-- DESCRIPTION OF THE TASK --
Repeat the listing in full. Nothing may be added or left out.

[START MATERIAL TO PROCESS]

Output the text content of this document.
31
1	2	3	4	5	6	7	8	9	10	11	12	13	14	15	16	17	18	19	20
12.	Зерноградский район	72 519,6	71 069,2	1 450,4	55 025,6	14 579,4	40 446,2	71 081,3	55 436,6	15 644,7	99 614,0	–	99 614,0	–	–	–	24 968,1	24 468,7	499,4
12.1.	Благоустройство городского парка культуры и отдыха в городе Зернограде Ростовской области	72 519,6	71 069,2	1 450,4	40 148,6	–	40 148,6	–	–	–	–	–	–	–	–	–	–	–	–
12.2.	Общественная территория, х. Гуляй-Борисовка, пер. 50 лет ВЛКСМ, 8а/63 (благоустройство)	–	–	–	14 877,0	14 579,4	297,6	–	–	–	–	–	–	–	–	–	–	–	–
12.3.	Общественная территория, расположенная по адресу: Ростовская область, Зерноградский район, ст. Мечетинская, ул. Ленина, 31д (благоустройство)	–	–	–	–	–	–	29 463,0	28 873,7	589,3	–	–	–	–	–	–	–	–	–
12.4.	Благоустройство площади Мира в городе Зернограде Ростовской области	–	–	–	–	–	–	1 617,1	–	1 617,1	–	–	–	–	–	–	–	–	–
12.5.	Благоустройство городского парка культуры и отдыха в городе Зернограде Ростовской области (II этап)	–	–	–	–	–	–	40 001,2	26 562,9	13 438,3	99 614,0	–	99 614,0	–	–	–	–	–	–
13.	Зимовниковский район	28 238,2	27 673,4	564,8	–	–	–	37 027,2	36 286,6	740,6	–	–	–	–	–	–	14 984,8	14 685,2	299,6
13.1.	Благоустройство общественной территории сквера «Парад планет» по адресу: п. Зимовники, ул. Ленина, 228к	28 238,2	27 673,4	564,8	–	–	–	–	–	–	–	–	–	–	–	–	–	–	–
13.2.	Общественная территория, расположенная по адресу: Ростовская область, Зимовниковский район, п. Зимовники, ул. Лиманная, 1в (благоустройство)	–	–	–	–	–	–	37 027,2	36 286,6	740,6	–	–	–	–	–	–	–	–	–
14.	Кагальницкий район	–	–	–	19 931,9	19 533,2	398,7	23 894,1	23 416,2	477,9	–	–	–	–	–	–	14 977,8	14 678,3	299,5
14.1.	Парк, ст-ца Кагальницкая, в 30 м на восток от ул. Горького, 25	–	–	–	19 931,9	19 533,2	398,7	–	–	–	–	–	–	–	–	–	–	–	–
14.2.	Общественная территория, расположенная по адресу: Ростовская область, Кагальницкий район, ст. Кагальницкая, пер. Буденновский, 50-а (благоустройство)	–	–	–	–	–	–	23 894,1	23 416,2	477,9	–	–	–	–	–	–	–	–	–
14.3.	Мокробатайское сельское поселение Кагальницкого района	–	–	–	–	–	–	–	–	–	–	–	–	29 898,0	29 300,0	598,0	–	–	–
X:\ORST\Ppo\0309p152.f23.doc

[END MATERIAL TO PROCESS]

-- COMPLETE OUTPUT --
Output the text content of this document.
31
1	2	3	4	5	6	7	8	9	10	11	12	13	14	15	16	17	18	19	20
12.	Зерноградский район	72 519,6	71 069,2	1 450,4	55 025,6	14 579,4	40 446,2	71 081,3	55 436,6	15 644,7	99 614,0	–	99 614,0	–	–	–	24 968,1	24 468,7	499,4
12.1.	Благоустройство городского парка культуры и отдыха в городе Зернограде Ростовской области	72 519,6	71 069,2	1 450,4	40 148,6	–	40 148,6	–	–	–	–	–	–	–	–	–	–	–	–
12.2.	Общественная территория, х. Гуляй-Борисовка, пер. 50 лет ВЛКСМ, 8а/63 (благоустройство)	–	–	–	14 877,0	14 579,4	297,6	–	–	–	–	–	–	–	–	–	–	–	–
12.3.	Общественная территория, расположенная по адресу: Ростовская область, Зерноградский район, ст. Мечетинская, ул. Ленина, 31д (благоустройство)	–	–	–	–	–	–	29 463,0	28 873,7	589,3	–	–	–	–	–	–	–	–	–
12.4.	Благоустройство площади Мира в городе Зернограде Ростовской области	–	–	–	–	–	–	1 617,1	–	1 617,1	–	–	–	–	–	–	–	–	–
12.5.	Благоустройство городского парка культуры и отдыха в городе Зернограде Ростовской области (II этап)	–	–	–	–	–	–	40 001,2	26 562,9	13 438,3	99 614,0	–	99 614,0	–	–	–	–	–	–
13.	Зимовниковский район	28 238,2	27 673,4	564,8	–	–	–	37 027,2	36 286,6	740,6	–	–	–	–	–	–	14 984,8	14 685,2	299,6
13.1.	Благоустройство общественной территории сквера «Парад планет» по адресу: п. Зимовники, ул. Ленина, 228к	28 238,2	27 673,4	564,8	–	–	–	–	–	–	–	–	–	–	–	–	–	–	–
13.2.	Общественная территория, расположенная по адресу: Ростовская область, Зимовниковский район, п. Зимовники, ул. Лиманная, 1в (благоустройство)	–	–	–	–	–	–	37 027,2	36 286,6	740,6	–	–	–	–	–	–	–	–	–
14.	Кагальницкий район	–	–	–	19 931,9	19 533,2	398,7	23 894,1	23 416,2	477,9	–	–	–	–	–	–	14 977,8	14 678,3	299,5
14.1.	Парк, ст-ца Кагальницкая, в 30 м на восток от ул. Горького, 25	–	–	–	19 931,9	19 533,2	398,7	–	–	–	–	–	–	–	–	–	–	–	–
14.2.	Общественная территория, расположенная по адресу: Ростовская область, Кагальницкий район, ст. Кагальницкая, пер. Буденновский, 50-а (благоустройство)	–	–	–	–	–	–	23 894,1	23 416,2	477,9	–	–	–	–	–	–	–	–	–
14.3.	Мокробатайское сельское поселение Кагальницкого района	–	–	–	–	–	–	–	–	–	–	–	–	29 898,0	29 300,0	598,0	–	–	–
X:\ORST\Ppo\0309p152.f23.doc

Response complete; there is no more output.